▶ REQUIREMENT:
Extract every record, keeping each one exactly as it is.

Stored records
#####

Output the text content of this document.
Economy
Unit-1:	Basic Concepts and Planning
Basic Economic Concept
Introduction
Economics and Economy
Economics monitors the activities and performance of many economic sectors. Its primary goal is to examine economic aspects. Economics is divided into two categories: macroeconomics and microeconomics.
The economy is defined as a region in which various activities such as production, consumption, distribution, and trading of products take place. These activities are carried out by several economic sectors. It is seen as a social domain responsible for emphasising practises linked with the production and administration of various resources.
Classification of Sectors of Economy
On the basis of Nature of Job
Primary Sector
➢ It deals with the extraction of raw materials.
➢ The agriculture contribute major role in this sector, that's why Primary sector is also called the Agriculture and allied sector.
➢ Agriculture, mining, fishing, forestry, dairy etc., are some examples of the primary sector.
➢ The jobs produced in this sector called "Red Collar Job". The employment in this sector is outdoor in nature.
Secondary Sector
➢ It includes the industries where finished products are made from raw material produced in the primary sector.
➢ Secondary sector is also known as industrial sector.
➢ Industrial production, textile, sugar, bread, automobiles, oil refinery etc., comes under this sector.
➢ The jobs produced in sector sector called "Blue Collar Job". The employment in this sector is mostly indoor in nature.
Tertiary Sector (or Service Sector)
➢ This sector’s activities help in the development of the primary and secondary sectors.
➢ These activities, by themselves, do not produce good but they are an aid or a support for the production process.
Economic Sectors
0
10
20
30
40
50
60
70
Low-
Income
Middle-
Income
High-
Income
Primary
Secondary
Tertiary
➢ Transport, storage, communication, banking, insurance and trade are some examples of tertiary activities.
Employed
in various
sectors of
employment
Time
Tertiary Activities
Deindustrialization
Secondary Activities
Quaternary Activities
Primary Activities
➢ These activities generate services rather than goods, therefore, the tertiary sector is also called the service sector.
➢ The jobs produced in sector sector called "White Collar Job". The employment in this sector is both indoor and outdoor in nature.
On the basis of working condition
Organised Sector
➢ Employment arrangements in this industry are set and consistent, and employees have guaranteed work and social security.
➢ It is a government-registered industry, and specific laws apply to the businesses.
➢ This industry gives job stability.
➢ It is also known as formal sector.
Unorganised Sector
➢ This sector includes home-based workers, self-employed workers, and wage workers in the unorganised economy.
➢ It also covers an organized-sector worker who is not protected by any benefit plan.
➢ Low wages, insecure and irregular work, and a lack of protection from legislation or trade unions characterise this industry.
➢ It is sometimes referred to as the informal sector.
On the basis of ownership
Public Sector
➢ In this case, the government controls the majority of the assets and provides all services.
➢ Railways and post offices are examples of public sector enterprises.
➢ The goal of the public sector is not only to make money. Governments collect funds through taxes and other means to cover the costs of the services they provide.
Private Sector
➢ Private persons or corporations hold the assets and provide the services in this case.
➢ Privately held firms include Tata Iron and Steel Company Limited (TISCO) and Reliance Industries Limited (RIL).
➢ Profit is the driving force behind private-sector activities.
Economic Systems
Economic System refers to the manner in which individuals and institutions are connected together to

#####

▶ RESULT:
Output the text content of this document.
Economy
Unit-1:	Basic Concepts and Planning
Basic Economic Concept
Introduction
Economics and Economy
Economics monitors the activities and performance of many economic sectors. Its primary goal is to examine economic aspects. Economics is divided into two categories: macroeconomics and microeconomics.
The economy is defined as a region in which various activities such as production, consumption, distribution, and trading of products take place. These activities are carried out by several economic sectors. It is seen as a social domain responsible for emphasising practises linked with the production and administration of various resources.
Classification of Sectors of Economy
On the basis of Nature of Job
Primary Sector
➢ It deals with the extraction of raw materials.
➢ The agriculture contribute major role in this sector, that's why Primary sector is also called the Agriculture and allied sector.
➢ Agriculture, mining, fishing, forestry, dairy etc., are some examples of the primary sector.
➢ The jobs produced in this sector called "Red Collar Job". The employment in this sector is outdoor in nature.
Secondary Sector
➢ It includes the industries where finished products are made from raw material produced in the primary sector.
➢ Secondary sector is also known as industrial sector.
➢ Industrial production, textile, sugar, bread, automobiles, oil refinery etc., comes under this sector.
➢ The jobs produced in sector sector called "Blue Collar Job". The employment in this sector is mostly indoor in nature.
Tertiary Sector (or Service Sector)
➢ This sector’s activities help in the development of the primary and secondary sectors.
➢ These activities, by themselves, do not produce good but they are an aid or a support for the production process.
Economic Sectors
0
10
20
30
40
50
60
70
Low-
Income
Middle-
Income
High-
Income
Primary
Secondary
Tertiary
➢ Transport, storage, communication, banking, insurance and trade are some examples of tertiary activities.
Employed
in various
sectors of
employment
Time
Tertiary Activities
Deindustrialization
Secondary Activities
Quaternary Activities
Primary Activities
➢ These activities generate services rather than goods, therefore, the tertiary sector is also called the service sector.
➢ The jobs produced in sector sector called "White Collar Job". The employment in this sector is both indoor and outdoor in nature.
On the basis of working condition
Organised Sector
➢ Employment arrangements in this industry are set and consistent, and employees have guaranteed work and social security.
➢ It is a government-registered industry, and specific laws apply to the businesses.
➢ This industry gives job stability.
➢ It is also known as formal sector.
Unorganised Sector
➢ This sector includes home-based workers, self-employed workers, and wage workers in the unorganised economy.
➢ It also covers an organized-sector worker who is not protected by any benefit plan.
➢ Low wages, insecure and irregular work, and a lack of protection from legislation or trade unions characterise this industry.
➢ It is sometimes referred to as the informal sector.
On the basis of ownership
Public Sector
➢ In this case, the government controls the majority of the assets and provides all services.
➢ Railways and post offices are examples of public sector enterprises.
➢ The goal of the public sector is not only to make money. Governments collect funds through taxes and other means to cover the costs of the services they provide.
Private Sector
➢ Private persons or corporations hold the assets and provide the services in this case.
➢ Privately held firms include Tata Iron and Steel Company Limited (TISCO) and Reliance Industries Limited (RIL).
➢ Profit is the driving force behind private-sector activities.
Economic Systems
Economic System refers to the manner in which individuals and institutions are connected together to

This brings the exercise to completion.